-- Start of Listed records --

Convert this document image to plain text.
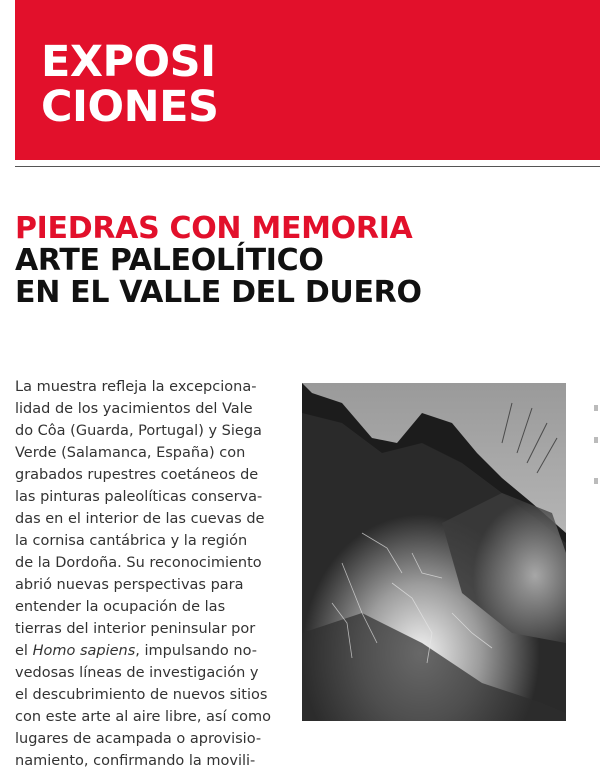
EXPOSI
CIONES
PIEDRAS CON MEMORIA
ARTE PALEOLÍTICO
EN EL VALLE DEL DUERO

La muestra refleja la excepciona-
lidad de los yacimientos del Vale
do Côa (Guarda, Portugal) y Siega
Verde (Salamanca, España) con
grabados rupestres coetáneos de
las pinturas paleolíticas conserva-
das en el interior de las cuevas de
la cornisa cantábrica y la región
de la Dordoña. Su reconocimiento
abrió nuevas perspectivas para
entender la ocupación de las
tierras del interior peninsular por
el Homo sapiens, impulsando no-
vedosas líneas de investigación y
el descubrimiento de nuevos sitios
con este arte al aire libre, así como
lugares de acampada o aprovisio-
namiento, confirmando la movili-
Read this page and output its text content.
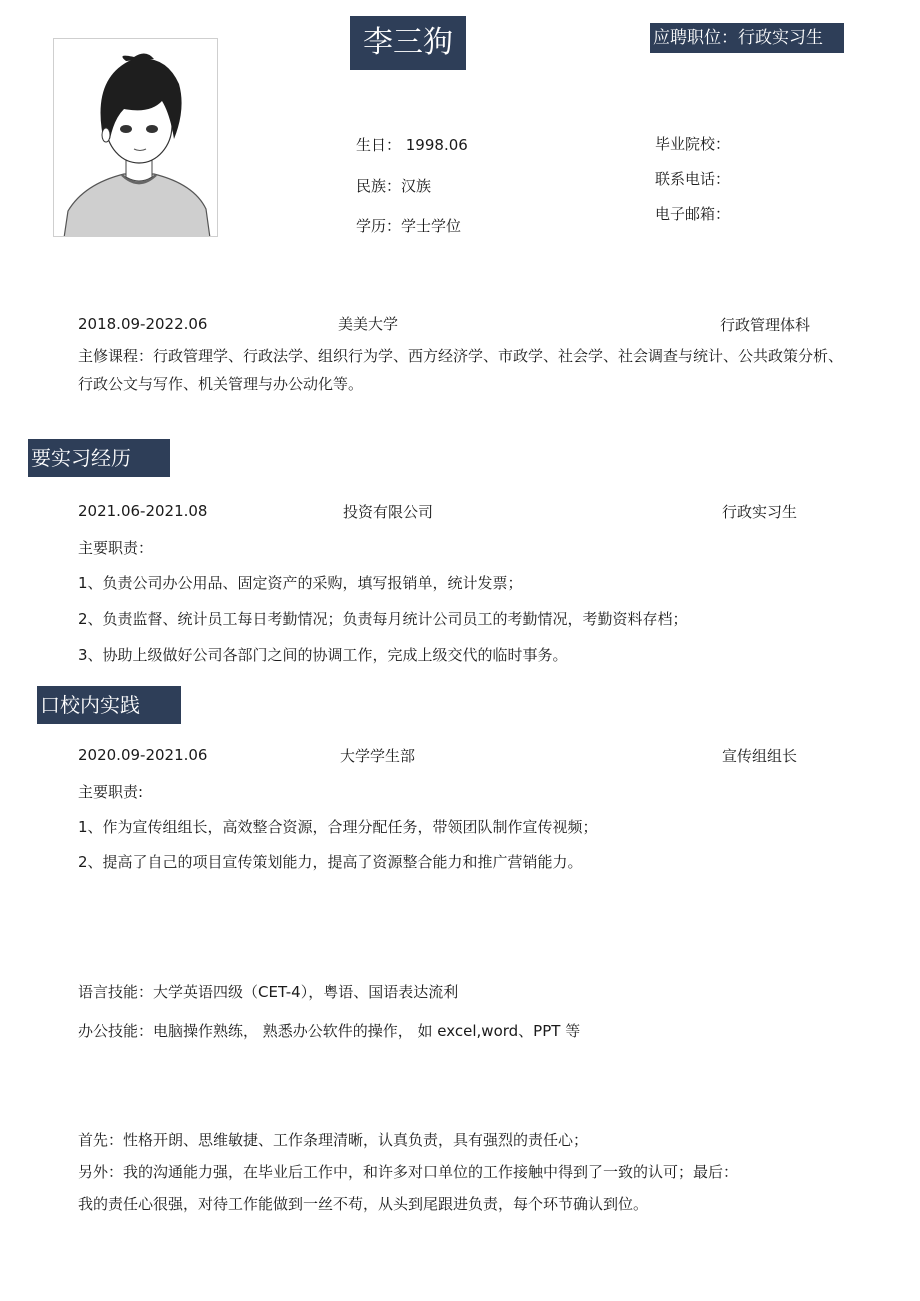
李三狗	应聘职位：行政实习生
生日： 1998.06
民族：汉族
学历：学士学位
毕业院校：
联系电话：
电子邮箱：
2018.09-2022.06	美美大学	行政管理体科
主修课程：行政管理学、行政法学、组织行为学、西方经济学、市政学、社会学、社会调查与统计、公共政策分析、行政公文与写作、机关管理与办公动化等。
要实习经历
2021.06-2021.08	投资有限公司	行政实习生
主要职责：
1、负责公司办公用品、固定资产的采购，填写报销单，统计发票；
2、负责监督、统计员工每日考勤情况；负责每月统计公司员工的考勤情况，考勤资料存档；
3、协助上级做好公司各部门之间的协调工作，完成上级交代的临时事务。
口校内实践
2020.09-2021.06	大学学生部	宣传组组长
主要职责:
1、作为宣传组组长，高效整合资源，合理分配任务，带领团队制作宣传视频；
2、提高了自己的项目宣传策划能力，提高了资源整合能力和推广营销能力。
语言技能：大学英语四级（CET-4），粤语、国语表达流利
办公技能：电脑操作熟练， 熟悉办公软件的操作， 如 excel,word、PPT 等
首先：性格开朗、思维敏捷、工作条理清晰，认真负责，具有强烈的责任心；
另外：我的沟通能力强，在毕业后工作中，和许多对口单位的工作接触中得到了一致的认可；最后：
我的责任心很强，对待工作能做到一丝不苟，从头到尾跟进负责，每个环节确认到位。
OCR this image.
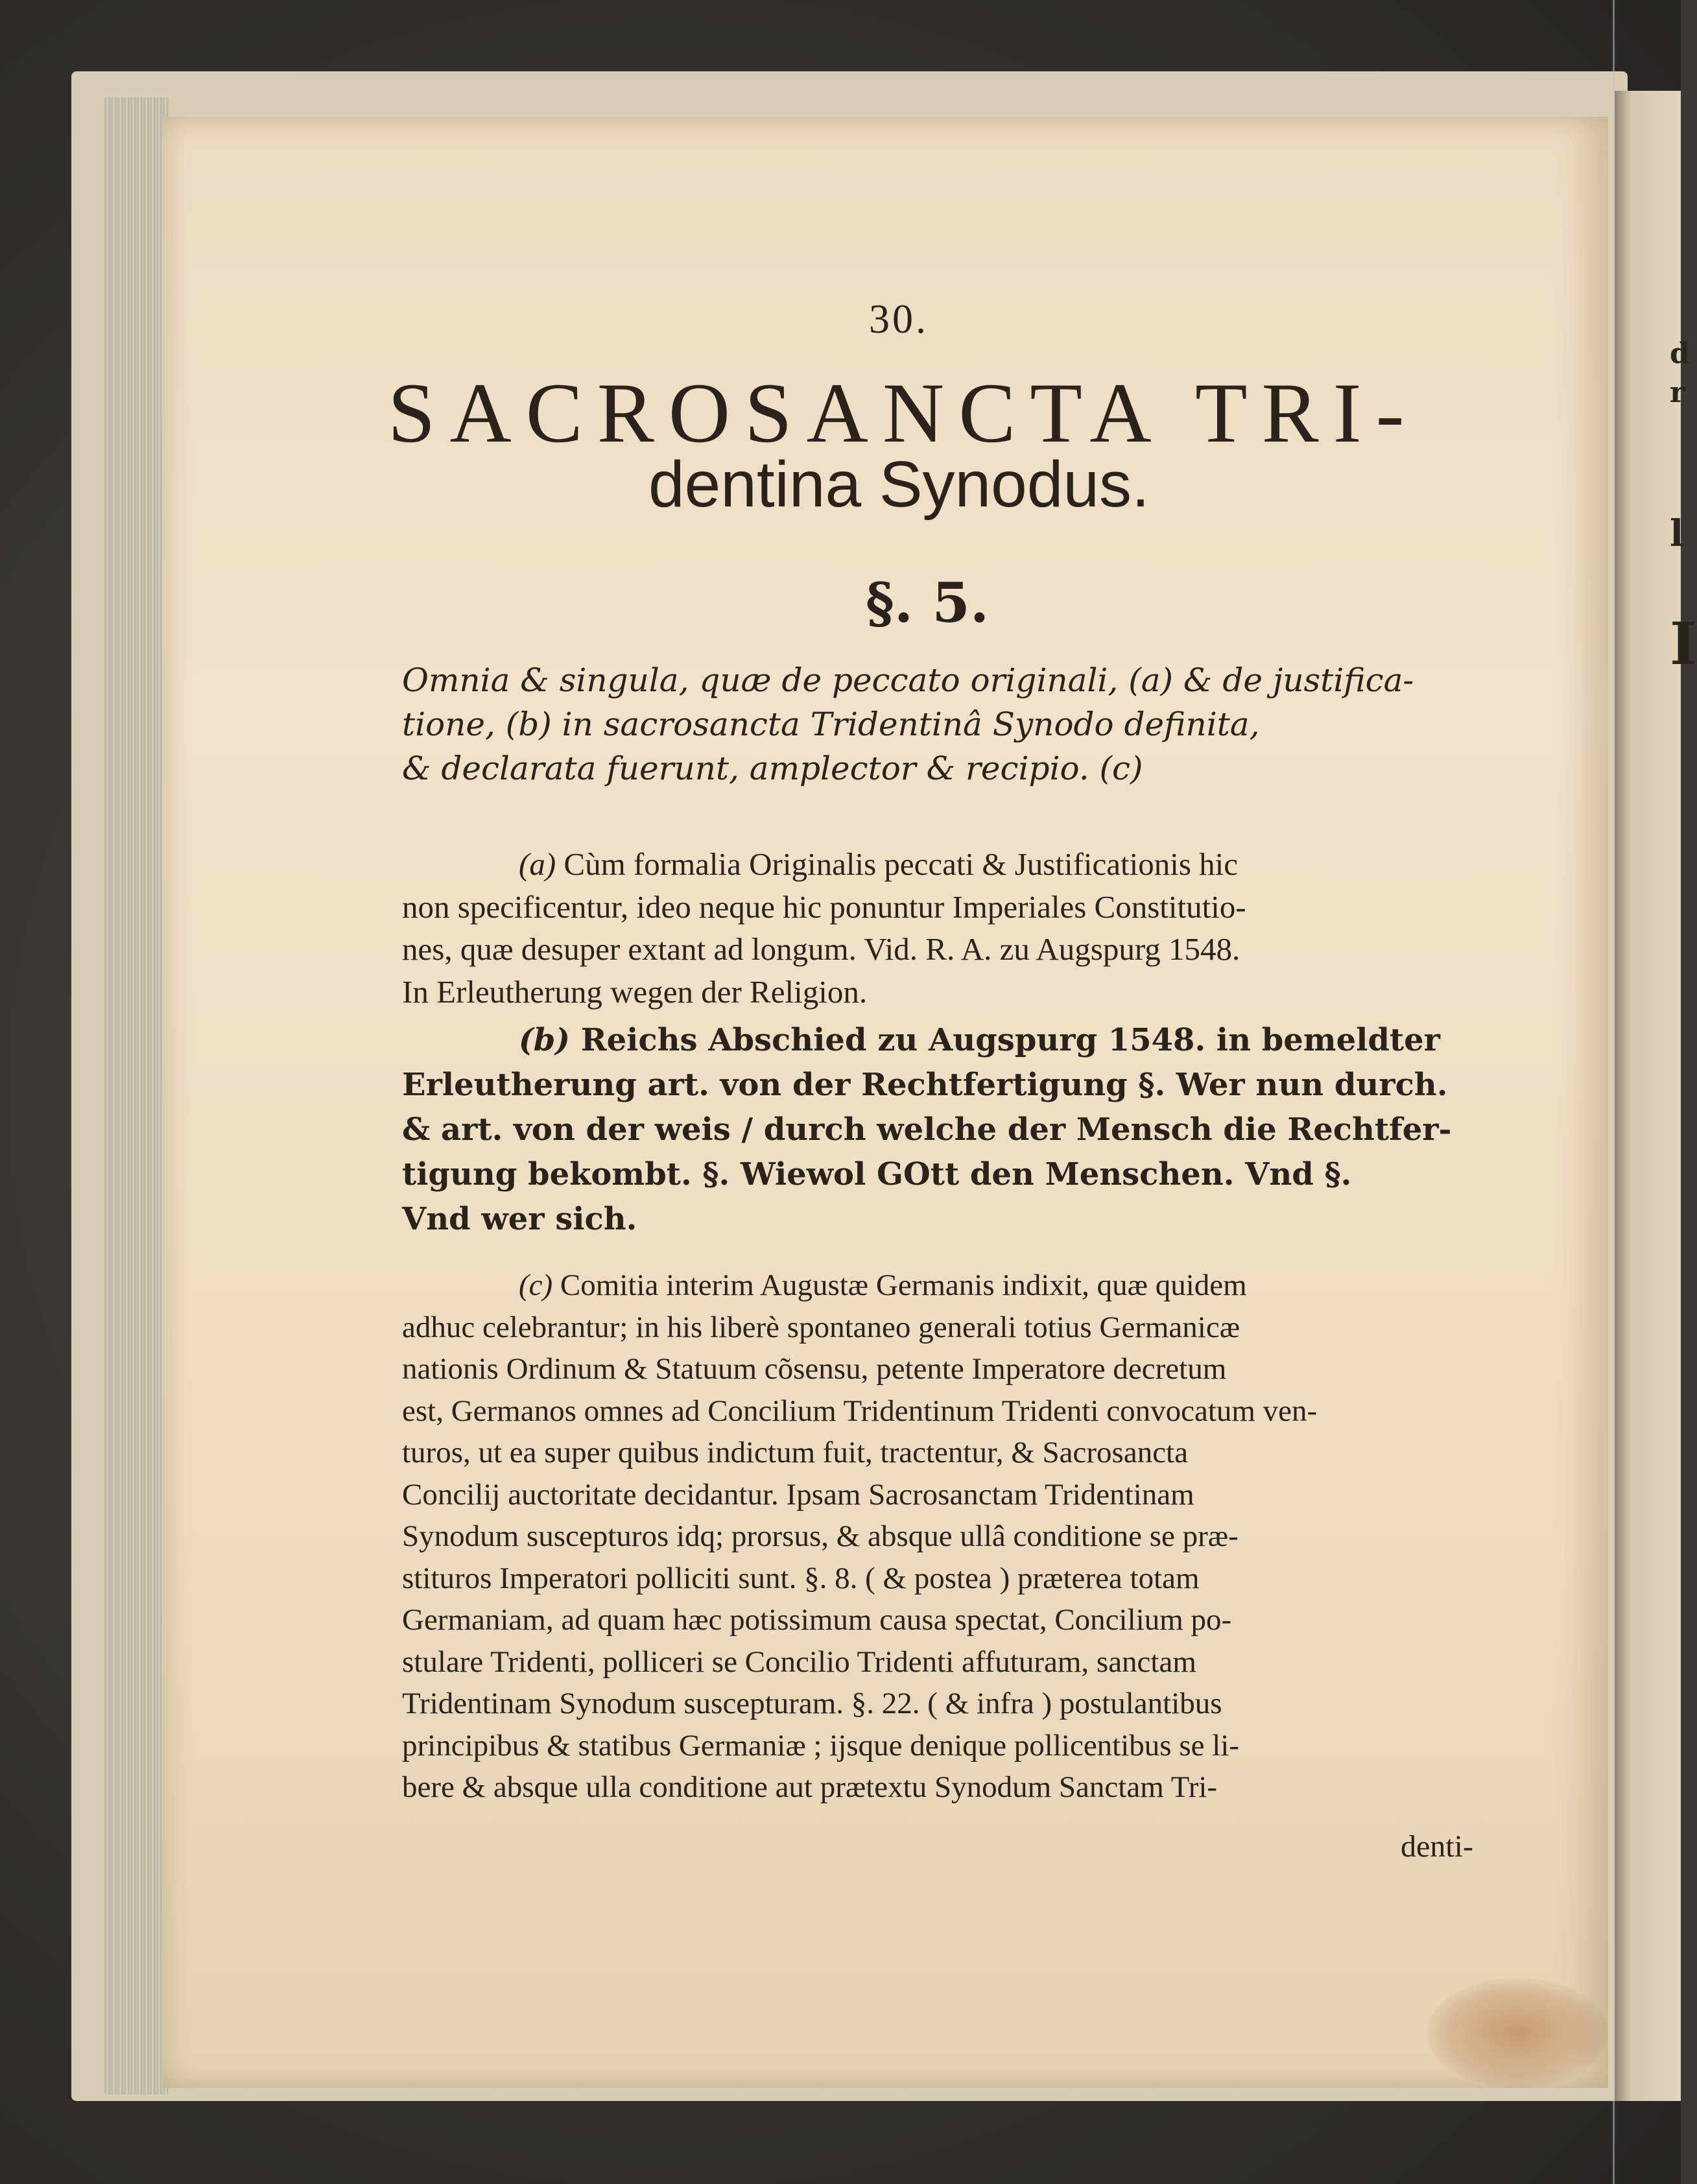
d
r
l
I
30.
SACROSANCTA TRI-
dentina Synodus.
§. 5.
Omnia & singula, quæ de peccato originali, (a) & de justifica-
tione, (b) in sacrosancta Tridentinâ Synodo definita,
& declarata fuerunt, amplector & recipio. (c)
(a) Cùm formalia Originalis peccati & Justificationis hic
non specificentur, ideo neque hic ponuntur Imperiales Constitutio-
nes, quæ desuper extant ad longum. Vid. R. A. zu Augspurg 1548.
In Erleutherung wegen der Religion.
(b) Reichs Abschied zu Augspurg 1548. in bemeldter
Erleutherung art. von der Rechtfertigung §. Wer nun durch.
& art. von der weis / durch welche der Mensch die Rechtfer-
tigung bekombt. §. Wiewol GOtt den Menschen. Vnd §.
Vnd wer sich.
(c) Comitia interim Augustæ Germanis indixit, quæ quidem
adhuc celebrantur; in his liberè spontaneo generali totius Germanicæ
nationis Ordinum & Statuum cõsensu, petente Imperatore decretum
est, Germanos omnes ad Concilium Tridentinum Tridenti convocatum ven-
turos, ut ea super quibus indictum fuit, tractentur, & Sacrosancta
Concilij auctoritate decidantur. Ipsam Sacrosanctam Tridentinam
Synodum suscepturos idq; prorsus, & absque ullâ conditione se præ-
stituros Imperatori polliciti sunt. §. 8. ( & postea ) præterea totam
Germaniam, ad quam hæc potissimum causa spectat, Concilium po-
stulare Tridenti, polliceri se Concilio Tridenti affuturam, sanctam
Tridentinam Synodum suscepturam. §. 22. ( & infra ) postulantibus
principibus & statibus Germaniæ ; ijsque denique pollicentibus se li-
bere & absque ulla conditione aut prætextu Synodum Sanctam Tri-
denti-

-- End of Listed records --

§ What you should do
Take the entries shown above and quote them verbatim, passing over the pictures.

§ Correct response
Convert this document image to plain text.
EXPOSI
CIONES
PIEDRAS CON MEMORIA
ARTE PALEOLÍTICO
EN EL VALLE DEL DUERO

La muestra refleja la excepciona-
lidad de los yacimientos del Vale
do Côa (Guarda, Portugal) y Siega
Verde (Salamanca, España) con
grabados rupestres coetáneos de
las pinturas paleolíticas conserva-
das en el interior de las cuevas de
la cornisa cantábrica y la región
de la Dordoña. Su reconocimiento
abrió nuevas perspectivas para
entender la ocupación de las
tierras del interior peninsular por
el Homo sapiens, impulsando no-
vedosas líneas de investigación y
el descubrimiento de nuevos sitios
con este arte al aire libre, así como
lugares de acampada o aprovisio-
namiento, confirmando la movili-
Read this page and output its text content.
李三狗	应聘职位：行政实习生
生日： 1998.06
民族：汉族
学历：学士学位
毕业院校：
联系电话：
电子邮箱：
2018.09-2022.06	美美大学	行政管理体科
主修课程：行政管理学、行政法学、组织行为学、西方经济学、市政学、社会学、社会调查与统计、公共政策分析、行政公文与写作、机关管理与办公动化等。
要实习经历
2021.06-2021.08	投资有限公司	行政实习生
主要职责：
1、负责公司办公用品、固定资产的采购，填写报销单，统计发票；
2、负责监督、统计员工每日考勤情况；负责每月统计公司员工的考勤情况，考勤资料存档；
3、协助上级做好公司各部门之间的协调工作，完成上级交代的临时事务。
口校内实践
2020.09-2021.06	大学学生部	宣传组组长
主要职责:
1、作为宣传组组长，高效整合资源，合理分配任务，带领团队制作宣传视频；
2、提高了自己的项目宣传策划能力，提高了资源整合能力和推广营销能力。
语言技能：大学英语四级（CET-4），粤语、国语表达流利
办公技能：电脑操作熟练， 熟悉办公软件的操作， 如 excel,word、PPT 等
首先：性格开朗、思维敏捷、工作条理清晰，认真负责，具有强烈的责任心；
另外：我的沟通能力强，在毕业后工作中，和许多对口单位的工作接触中得到了一致的认可；最后：
我的责任心很强，对待工作能做到一丝不苟，从头到尾跟进负责，每个环节确认到位。
OCR this image.
d
r
l
I
30.
SACROSANCTA TRI-
dentina Synodus.
§. 5.
Omnia & singula, quæ de peccato originali, (a) & de justifica-
tione, (b) in sacrosancta Tridentinâ Synodo definita,
& declarata fuerunt, amplector & recipio. (c)
(a) Cùm formalia Originalis peccati & Justificationis hic
non specificentur, ideo neque hic ponuntur Imperiales Constitutio-
nes, quæ desuper extant ad longum. Vid. R. A. zu Augspurg 1548.
In Erleutherung wegen der Religion.
(b) Reichs Abschied zu Augspurg 1548. in bemeldter
Erleutherung art. von der Rechtfertigung §. Wer nun durch.
& art. von der weis / durch welche der Mensch die Rechtfer-
tigung bekombt. §. Wiewol GOtt den Menschen. Vnd §.
Vnd wer sich.
(c) Comitia interim Augustæ Germanis indixit, quæ quidem
adhuc celebrantur; in his liberè spontaneo generali totius Germanicæ
nationis Ordinum & Statuum cõsensu, petente Imperatore decretum
est, Germanos omnes ad Concilium Tridentinum Tridenti convocatum ven-
turos, ut ea super quibus indictum fuit, tractentur, & Sacrosancta
Concilij auctoritate decidantur. Ipsam Sacrosanctam Tridentinam
Synodum suscepturos idq; prorsus, & absque ullâ conditione se præ-
stituros Imperatori polliciti sunt. §. 8. ( & postea ) præterea totam
Germaniam, ad quam hæc potissimum causa spectat, Concilium po-
stulare Tridenti, polliceri se Concilio Tridenti affuturam, sanctam
Tridentinam Synodum suscepturam. §. 22. ( & infra ) postulantibus
principibus & statibus Germaniæ ; ijsque denique pollicentibus se li-
bere & absque ulla conditione aut prætextu Synodum Sanctam Tri-
denti-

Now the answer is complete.